*Work instructions*: Find every line in the records below that holds the word "הדיירים", and copy it out.

— Start of Dataset rows —

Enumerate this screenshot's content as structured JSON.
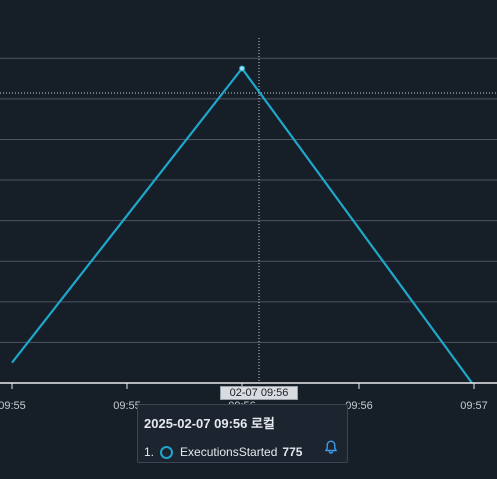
{
  "colors": {
    "background": "#161e28",
    "grid": "#4b5563",
    "series": "#1ea7c9",
    "axis": "#e8eaed",
    "bell": "#3b9be8"
  },
  "chart_data": {
    "type": "line",
    "title": "",
    "xlabel": "",
    "ylabel": "",
    "x_tick_labels": [
      "09:55",
      "09:55",
      "09:56",
      "09:57"
    ],
    "series": [
      {
        "name": "ExecutionsStarted",
        "points": [
          {
            "x": "09:55",
            "y": 630
          },
          {
            "x": "09:56",
            "y": 775
          },
          {
            "x": "09:57",
            "y": 620
          }
        ]
      }
    ],
    "ylim": [
      620,
      790
    ],
    "grid": true,
    "highlighted_point": {
      "x": "09:56",
      "y": 775
    }
  },
  "crosshair": {
    "time_label": "02-07 09:56",
    "partial_axis_label": "09:56"
  },
  "tooltip": {
    "title": "2025-02-07 09:56 로컬",
    "rows": [
      {
        "index": "1.",
        "name": "ExecutionsStarted",
        "value": "775",
        "icon": "bell-icon"
      }
    ]
  }
}
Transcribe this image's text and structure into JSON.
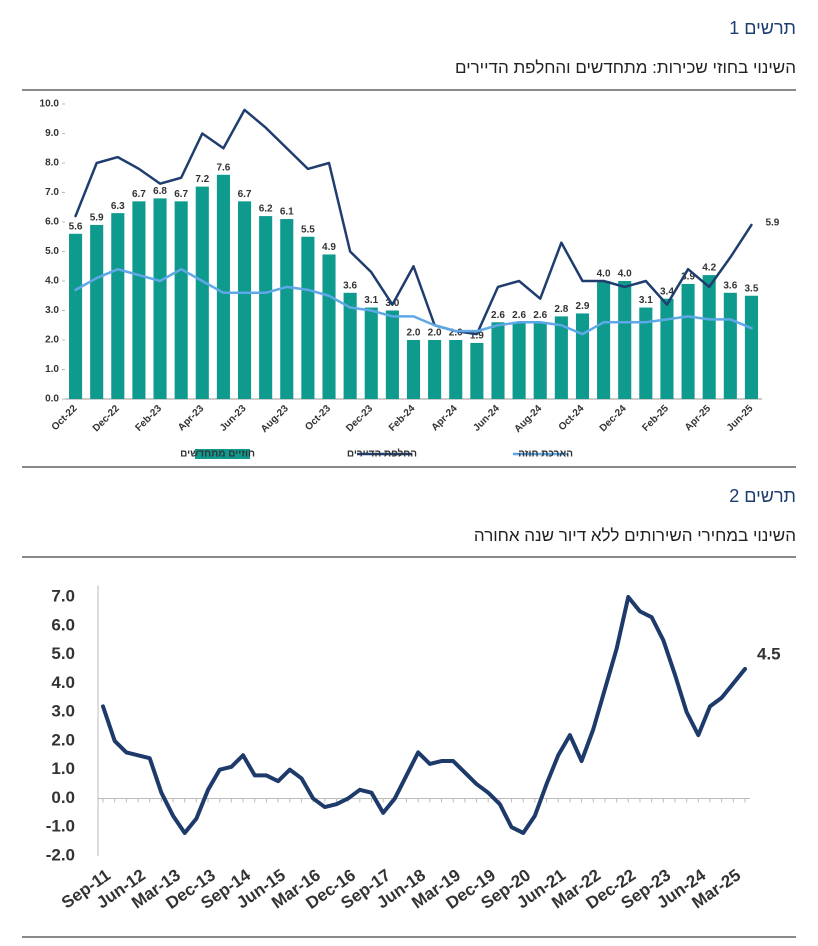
{
  "header1": {
    "number": "תרשים 1",
    "title": "השינוי בחוזי שכירות: מתחדשים והחלפת הדיירים"
  },
  "header2": {
    "number": "תרשים 2",
    "title": "השינוי במחירי השירותים ללא דיור שנה אחורה"
  },
  "chart_data": [
    {
      "type": "bar",
      "categories": [
        "Oct-22",
        null,
        "Dec-22",
        null,
        "Feb-23",
        null,
        "Apr-23",
        null,
        "Jun-23",
        null,
        "Aug-23",
        null,
        "Oct-23",
        null,
        "Dec-23",
        null,
        "Feb-24",
        null,
        "Apr-24",
        null,
        "Jun-24",
        null,
        "Aug-24",
        null,
        "Oct-24",
        null,
        "Dec-24",
        null,
        "Feb-25",
        null,
        "Apr-25",
        null,
        "Jun-25"
      ],
      "series": [
        {
          "name": "חוזיים מתחדשים",
          "type": "bar",
          "color": "#0f9a8e",
          "values": [
            5.6,
            5.9,
            6.3,
            6.7,
            6.8,
            6.7,
            7.2,
            7.6,
            6.7,
            6.2,
            6.1,
            5.5,
            4.9,
            3.6,
            3.1,
            3.0,
            2.0,
            2.0,
            2.0,
            1.9,
            2.6,
            2.6,
            2.6,
            2.8,
            2.9,
            4.0,
            4.0,
            3.1,
            3.4,
            3.9,
            4.2,
            3.6,
            3.5
          ],
          "value_labels": [
            "5.6",
            "5.9",
            "6.3",
            "6.7",
            "6.8",
            "6.7",
            "7.2",
            "7.6",
            "6.7",
            "6.2",
            "6.1",
            "5.5",
            "4.9",
            "3.6",
            "3.1",
            "3.0",
            "2.0",
            "2.0",
            "2.0",
            "1.9",
            "2.6",
            "2.6",
            "2.6",
            "2.8",
            "2.9",
            "4.0",
            "4.0",
            "3.1",
            "3.4",
            "3.9",
            "4.2",
            "3.6",
            "3.5"
          ]
        },
        {
          "name": "החלפת הדיירים",
          "type": "line",
          "color": "#1f3d6e",
          "end_label": true,
          "values": [
            6.2,
            8.0,
            8.2,
            7.8,
            7.3,
            7.5,
            9.0,
            8.5,
            9.8,
            9.2,
            8.5,
            7.8,
            8.0,
            5.0,
            4.3,
            3.2,
            4.5,
            2.5,
            2.3,
            2.2,
            3.8,
            4.0,
            3.4,
            5.3,
            4.0,
            4.0,
            3.8,
            4.0,
            3.2,
            4.4,
            3.8,
            4.8,
            5.9
          ]
        },
        {
          "name": "הארכת חוזה",
          "type": "line",
          "color": "#5fa8e8",
          "values": [
            3.7,
            4.1,
            4.4,
            4.2,
            4.0,
            4.4,
            4.0,
            3.6,
            3.6,
            3.6,
            3.8,
            3.7,
            3.5,
            3.1,
            3.0,
            2.8,
            2.8,
            2.5,
            2.3,
            2.3,
            2.5,
            2.6,
            2.6,
            2.5,
            2.2,
            2.6,
            2.6,
            2.6,
            2.7,
            2.8,
            2.7,
            2.7,
            2.4
          ]
        }
      ],
      "ylim": [
        0,
        10
      ],
      "yticks": [
        {
          "value": 0,
          "label": "0.0"
        },
        {
          "value": 1,
          "label": "1.0"
        },
        {
          "value": 2,
          "label": "2.0"
        },
        {
          "value": 3,
          "label": "3.0"
        },
        {
          "value": 4,
          "label": "4.0"
        },
        {
          "value": 5,
          "label": "5.0"
        },
        {
          "value": 6,
          "label": "6.0"
        },
        {
          "value": 7,
          "label": "7.0"
        },
        {
          "value": 8,
          "label": "8.0"
        },
        {
          "value": 9,
          "label": "9.0"
        },
        {
          "value": 10,
          "label": "10.0"
        }
      ],
      "legend": "bottom"
    },
    {
      "type": "line",
      "categories": [
        "Sep-11",
        null,
        null,
        "Jun-12",
        null,
        null,
        "Mar-13",
        null,
        null,
        "Dec-13",
        null,
        null,
        "Sep-14",
        null,
        null,
        "Jun-15",
        null,
        null,
        "Mar-16",
        null,
        null,
        "Dec-16",
        null,
        null,
        "Sep-17",
        null,
        null,
        "Jun-18",
        null,
        null,
        "Mar-19",
        null,
        null,
        "Dec-19",
        null,
        null,
        "Sep-20",
        null,
        null,
        "Jun-21",
        null,
        null,
        "Mar-22",
        null,
        null,
        "Dec-22",
        null,
        null,
        "Sep-23",
        null,
        null,
        "Jun-24",
        null,
        null,
        "Mar-25",
        null
      ],
      "color": "#1d3a6b",
      "end_label": true,
      "values": [
        3.2,
        2.0,
        1.6,
        1.5,
        1.4,
        0.2,
        -0.6,
        -1.2,
        -0.7,
        0.3,
        1.0,
        1.1,
        1.5,
        0.8,
        0.8,
        0.6,
        1.0,
        0.7,
        0.0,
        -0.3,
        -0.2,
        0.0,
        0.3,
        0.2,
        -0.5,
        0.0,
        0.8,
        1.6,
        1.2,
        1.3,
        1.3,
        0.9,
        0.5,
        0.2,
        -0.2,
        -1.0,
        -1.2,
        -0.6,
        0.5,
        1.5,
        2.2,
        1.3,
        2.4,
        3.8,
        5.2,
        7.0,
        6.5,
        6.3,
        5.5,
        4.3,
        3.0,
        2.2,
        3.2,
        3.5,
        4.0,
        4.5
      ],
      "ylim": [
        -2,
        7.4
      ],
      "yticks": [
        {
          "value": -2,
          "label": "-2.0"
        },
        {
          "value": -1,
          "label": "-1.0"
        },
        {
          "value": 0,
          "label": "0.0"
        },
        {
          "value": 1,
          "label": "1.0"
        },
        {
          "value": 2,
          "label": "2.0"
        },
        {
          "value": 3,
          "label": "3.0"
        },
        {
          "value": 4,
          "label": "4.0"
        },
        {
          "value": 5,
          "label": "5.0"
        },
        {
          "value": 6,
          "label": "6.0"
        },
        {
          "value": 7,
          "label": "7.0"
        }
      ]
    }
  ]
}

— End of Dataset rows —

*Worked solution*:
    "title": "השינוי בחוזי שכירות: מתחדשים והחלפת הדיירים"
          "name": "החלפת הדיירים",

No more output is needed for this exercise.